# Menards Crazy Days Sale 27 Ton Splitter



## Huntindog1 (Feb 7, 2014)

$300 rebate offer get it for $899


----------



## muncybob (Feb 7, 2014)

Looks like a good deal. In my experience you can't go wrong with a Kohler engine.


----------



## webie (Feb 7, 2014)

Thats a great price .  Just a bit of information I beleave and I could be wrong that that kohler engine is made in China .  I lost my job working for Kohler  Co.  ( a different division )  to them building factories and there products overseas , mainly china . But then  who actually does make motors here ?
  Is there a brand name on that splitter ?


----------



## mstoelton (Feb 7, 2014)

Note: the $300 rebate comes as a "Menards credit Check" that can only be used in store for additional purchases.

FYI


----------



## 740jsmayle (Feb 7, 2014)

Name brand on the splitter is DHT.        Dirty Hand Tools             . ditryhandtools.com


----------



## Firewood Bandit (Feb 7, 2014)

Great price, looks like a Speeco.

I paid $1250 for my 28 ton Speeco.


----------



## WiscWoody (Feb 7, 2014)

mstoelton said:


> Note: the $300 rebate comes as a "Menards credit Check" that can only be used in store for additional purchases.
> 
> FYI


Those credit checks aren't for everyone but when I bought my Forest King 22 ton splitter from Menards it was on sale for $900 minus a $200 rebate in the form of a credit check, but I knew I was going to be buying a appliance soon from them so it worked for me. I haven't seen this splitter at the store yet but I'll have to look for it the next time I make the trip.


----------



## WiscWoody (Feb 7, 2014)

I think there used to be a lot of engines made here in Wisconsin at one time. Briggs, Kohler, Wisconsin, Tecumseh and Harley Davidson. Some of them are made over seas now but I doubt Harley would ever go that route of course...

--------------------------------

## Jobs:
A) Summarize the forum thread about the Menards splitter sale in two sentences.
B) In the records of Block 1, convert the lines starting with the line containing "- svg-text:organizations: organizations: [518, 364, 612, 381]" and going on through the line containing "343, 630, 360]" into a JSON list of strings, one string per line.
The records that follow are unrelated to the forum thread.

--------------------------------

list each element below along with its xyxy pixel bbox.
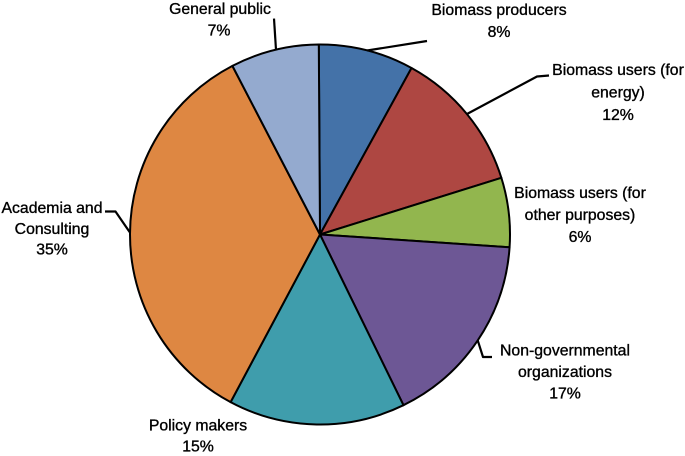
- svg-text:organizations: organizations: [518, 364, 612, 381]
- svg-text:Academia and: Academia and: [2, 200, 103, 217]
- svg-text:energy): energy): [591, 85, 645, 102]
- svg-text:12%: 12%: [602, 107, 634, 124]
- svg-text:6%: 6%: [569, 229, 592, 246]
- svg-text:8%: 8%: [488, 24, 511, 41]
- svg-text:Non-governmental: Non-governmental: [500, 343, 630, 360]
- svg-text:other purposes): other purposes): [525, 207, 636, 224]
- svg-text:Biomass users (for: Biomass users (for: [552, 62, 684, 79]
- svg-text:Policy makers: Policy makers: [149, 417, 247, 434]
- svg-text:Biomass producers: Biomass producers: [431, 2, 566, 19]
- svg-text:15%: 15%: [182, 439, 214, 456]
- svg-text:Consulting: Consulting: [15, 221, 90, 238]
- svg-text:17%: 17%: [549, 386, 581, 403]
- svg-text:Biomass users (for: Biomass users (for: [514, 185, 646, 202]
- svg-text:7%: 7%: [208, 22, 231, 39]
- svg-text:General public: General public: [169, 1, 271, 18]
- svg-text:35%: 35%: [36, 242, 68, 259]
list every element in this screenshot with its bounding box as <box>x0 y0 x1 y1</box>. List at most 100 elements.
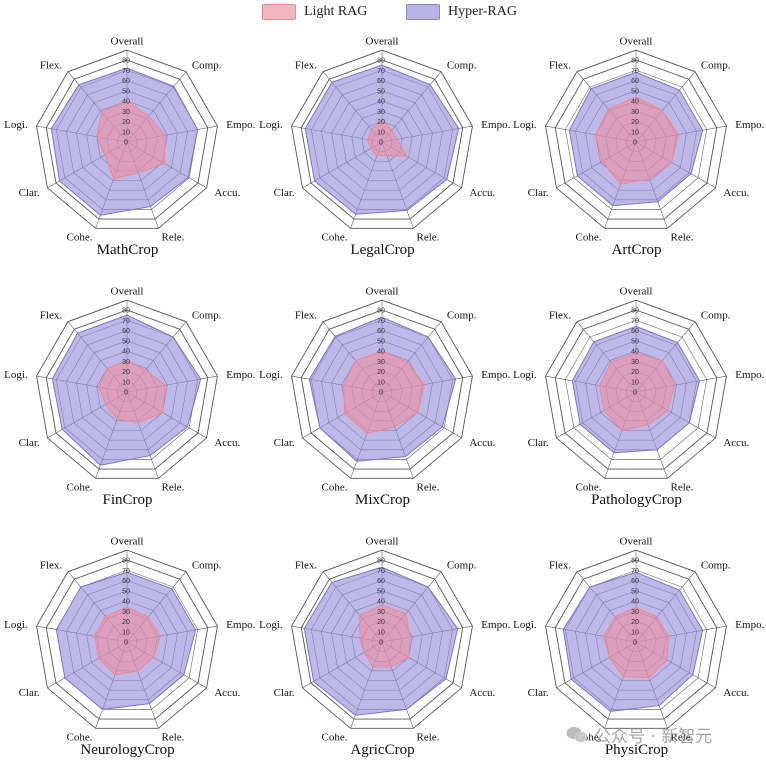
axis-label-empo: Empo. <box>481 369 510 381</box>
tick-label-80: 80 <box>377 308 385 315</box>
axis-label-clar: Clar. <box>528 437 549 449</box>
axis-label-overall: Overall <box>366 286 399 298</box>
tick-label-30: 30 <box>631 609 639 616</box>
tick-label-50: 50 <box>377 88 385 95</box>
chart-title-neurologycrop: NeurologyCrop <box>80 742 175 758</box>
axis-label-accu: Accu. <box>214 437 240 449</box>
axis-label-flex: Flex. <box>549 309 572 321</box>
tick-label-30: 30 <box>377 109 385 116</box>
axis-label-cohe: Cohe. <box>67 231 93 243</box>
axis-label-overall: Overall <box>620 36 653 48</box>
tick-label-60: 60 <box>631 578 639 585</box>
axis-label-empo: Empo. <box>226 119 255 131</box>
axis-label-accu: Accu. <box>214 687 240 699</box>
tick-label-0: 0 <box>633 640 637 647</box>
axis-label-cohe: Cohe. <box>322 481 348 493</box>
grid-ring-80 <box>45 309 209 470</box>
tick-label-20: 20 <box>631 619 639 626</box>
legend-item-light-rag: Light RAG <box>262 3 367 21</box>
radar-chart-physicrop: 0 10 20 30 40 50 60 70 80 Overall Comp. Empo. Accu. R… <box>513 536 764 744</box>
tick-label-40: 40 <box>631 349 639 356</box>
tick-label-50: 50 <box>122 88 130 95</box>
radar-chart-artcrop: 0 10 20 30 40 50 60 70 80 Overall Comp. Empo. Accu. R… <box>513 36 764 244</box>
axis-label-flex: Flex. <box>40 309 63 321</box>
axis-label-flex: Flex. <box>40 559 63 571</box>
axis-label-rele: Rele. <box>416 481 439 493</box>
axis-label-logi: Logi. <box>259 369 283 381</box>
tick-label-0: 0 <box>124 640 128 647</box>
series-area-light-rag <box>603 606 669 679</box>
watermark: 公众号 · 新智元 <box>566 722 712 747</box>
axis-label-accu: Accu. <box>723 437 749 449</box>
tick-label-80: 80 <box>377 558 385 565</box>
grid-ring-80 <box>554 59 718 220</box>
axis-label-empo: Empo. <box>481 619 510 631</box>
tick-label-80: 80 <box>377 58 385 65</box>
radar-panel-legalcrop: 0 10 20 30 40 50 60 70 80 Overall Comp. Empo. Accu. R… <box>255 0 510 258</box>
axis-label-rele: Rele. <box>416 731 439 743</box>
axis-label-flex: Flex. <box>549 59 572 71</box>
axis-label-comp: Comp. <box>701 559 731 571</box>
axis-label-clar: Clar. <box>528 687 549 699</box>
tick-label-20: 20 <box>377 369 385 376</box>
chart-title-pathologycrop: PathologyCrop <box>591 492 682 508</box>
axis-label-clar: Clar. <box>274 187 295 199</box>
tick-label-10: 10 <box>122 129 130 136</box>
tick-label-50: 50 <box>377 338 385 345</box>
tick-label-40: 40 <box>377 99 385 106</box>
axis-label-comp: Comp. <box>701 309 731 321</box>
grid-ring-70 <box>565 69 707 210</box>
tick-label-40: 40 <box>377 599 385 606</box>
grid-frame <box>291 549 473 729</box>
axis-label-rele: Rele. <box>416 231 439 243</box>
radar-panel-physicrop: 0 10 20 30 40 50 60 70 80 Overall Comp. Empo. Accu. R… <box>509 500 764 758</box>
tick-label-70: 70 <box>377 568 385 575</box>
tick-label-60: 60 <box>631 328 639 335</box>
tick-label-50: 50 <box>631 88 639 95</box>
series-area-light-rag <box>98 359 166 424</box>
radar-chart-legalcrop: 0 10 20 30 40 50 60 70 80 Overall Comp. Empo. Accu. R… <box>259 36 510 244</box>
axis-label-cohe: Cohe. <box>322 231 348 243</box>
series-area-light-rag <box>599 352 675 432</box>
tick-label-40: 40 <box>122 599 130 606</box>
radar-chart-fincrop: 0 10 20 30 40 50 60 70 80 Overall Comp. Empo. Accu. R… <box>4 286 255 494</box>
axis-label-rele: Rele. <box>670 231 693 243</box>
axis-label-empo: Empo. <box>226 619 255 631</box>
tick-label-80: 80 <box>631 308 639 315</box>
tick-label-20: 20 <box>122 119 130 126</box>
tick-label-60: 60 <box>377 328 385 335</box>
tick-label-20: 20 <box>631 119 639 126</box>
legend: Light RAG Hyper-RAG <box>0 0 766 26</box>
axis-label-cohe: Cohe. <box>67 481 93 493</box>
grid-ring-80 <box>45 559 209 720</box>
axis-label-clar: Clar. <box>528 187 549 199</box>
axis-label-clar: Clar. <box>274 437 295 449</box>
axis-label-overall: Overall <box>111 36 144 48</box>
axis-label-accu: Accu. <box>214 187 240 199</box>
axis-label-empo: Empo. <box>735 369 764 381</box>
axis-label-accu: Accu. <box>723 687 749 699</box>
tick-label-70: 70 <box>377 318 385 325</box>
radar-panel-fincrop: 0 10 20 30 40 50 60 70 80 Overall Comp. Empo. Accu. R… <box>0 250 255 508</box>
radar-chart-mixcrop: 0 10 20 30 40 50 60 70 80 Overall Comp. Empo. Accu. R… <box>259 286 510 494</box>
tick-label-60: 60 <box>631 78 639 85</box>
grid-ring-80 <box>300 559 464 720</box>
radar-chart-neurologycrop: 0 10 20 30 40 50 60 70 80 Overall Comp. Empo. Accu. R… <box>4 536 255 744</box>
axis-label-logi: Logi. <box>513 119 537 131</box>
axis-label-clar: Clar. <box>274 687 295 699</box>
axis-label-logi: Logi. <box>513 619 537 631</box>
axis-label-overall: Overall <box>111 286 144 298</box>
axis-label-cohe: Cohe. <box>67 731 93 743</box>
tick-label-30: 30 <box>122 359 130 366</box>
axis-label-flex: Flex. <box>295 309 318 321</box>
grid-frame <box>36 549 218 729</box>
axis-label-logi: Logi. <box>4 369 28 381</box>
grid-ring-80 <box>554 559 718 720</box>
tick-label-0: 0 <box>124 390 128 397</box>
tick-label-40: 40 <box>631 599 639 606</box>
grid-ring-80 <box>300 309 464 470</box>
axis-label-accu: Accu. <box>469 187 495 199</box>
grid-ring-80 <box>300 59 464 220</box>
series-area-light-rag <box>343 350 425 434</box>
tick-label-40: 40 <box>122 99 130 106</box>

--------------------------------

## Answers per task:
A) The forum thread reports a Menards Crazy Days offer on a 27-ton splitter for $899 after a $300 rebate, which one poster notes comes as a Menards credit check usable only in store for additional purchases. Replies call it a good price, give the brand as DHT (Dirty Hand Tools), compare it to a Speeco, and raise the belief that its Kohler engine is made in China.

B)
[
  "- svg-text:organizations: organizations: [518, 364, 612, 381]",
  "- svg-text:Academia and: Academia and: [2, 200, 103, 217]",
  "- svg-text:energy): energy): [591, 85, 645, 102]",
  "- svg-text:12%: 12%: [602, 107, 634, 124]",
  "- svg-text:6%: 6%: [569, 229, 592, 246]",
  "- svg-text:8%: 8%: [488, 24, 511, 41]",
  "- svg-text:Non-governmental: Non-governmental: [500, 343, 630, 360]"
]